● **Written problem**
Edit the lines between the one holding "UI element localization: list" and the one holding "svg-text:ROBE: ROBE <box>609", inclusive, so that "Car Space" becomes "Carport" and nothing else changes. Give back only those lines.

● **Data shown**

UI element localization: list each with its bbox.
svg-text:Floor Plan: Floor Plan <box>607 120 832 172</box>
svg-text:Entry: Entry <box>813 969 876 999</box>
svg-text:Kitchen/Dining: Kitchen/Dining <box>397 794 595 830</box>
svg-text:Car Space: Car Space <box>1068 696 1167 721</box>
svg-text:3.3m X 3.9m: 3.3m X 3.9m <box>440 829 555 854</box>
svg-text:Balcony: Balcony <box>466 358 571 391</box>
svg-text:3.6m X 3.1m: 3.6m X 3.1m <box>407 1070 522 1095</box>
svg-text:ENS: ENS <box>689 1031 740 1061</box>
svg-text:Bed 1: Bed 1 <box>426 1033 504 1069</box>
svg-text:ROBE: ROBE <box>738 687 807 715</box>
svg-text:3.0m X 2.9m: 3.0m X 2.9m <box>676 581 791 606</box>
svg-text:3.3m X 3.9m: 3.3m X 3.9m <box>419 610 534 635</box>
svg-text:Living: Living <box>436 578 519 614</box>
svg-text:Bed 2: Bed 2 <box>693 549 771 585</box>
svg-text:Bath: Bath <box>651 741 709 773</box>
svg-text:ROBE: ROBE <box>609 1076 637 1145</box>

==

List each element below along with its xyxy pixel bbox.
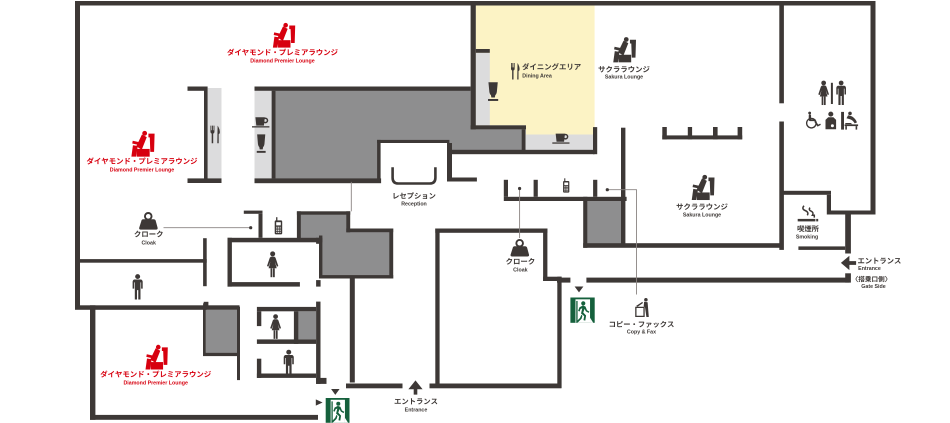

● **Exercise response**
UI element localization: list each with its bbox.
svg-text:Floor Plan: Floor Plan <box>607 120 832 172</box>
svg-text:Entry: Entry <box>813 969 876 999</box>
svg-text:Kitchen/Dining: Kitchen/Dining <box>397 794 595 830</box>
svg-text:Carport: Carport <box>1068 696 1167 721</box>
svg-text:3.3m X 3.9m: 3.3m X 3.9m <box>440 829 555 854</box>
svg-text:Balcony: Balcony <box>466 358 571 391</box>
svg-text:3.6m X 3.1m: 3.6m X 3.1m <box>407 1070 522 1095</box>
svg-text:ENS: ENS <box>689 1031 740 1061</box>
svg-text:Bed 1: Bed 1 <box>426 1033 504 1069</box>
svg-text:ROBE: ROBE <box>738 687 807 715</box>
svg-text:3.0m X 2.9m: 3.0m X 2.9m <box>676 581 791 606</box>
svg-text:3.3m X 3.9m: 3.3m X 3.9m <box>419 610 534 635</box>
svg-text:Living: Living <box>436 578 519 614</box>
svg-text:Bed 2: Bed 2 <box>693 549 771 585</box>
svg-text:Bath: Bath <box>651 741 709 773</box>
svg-text:ROBE: ROBE <box>609 1076 637 1145</box>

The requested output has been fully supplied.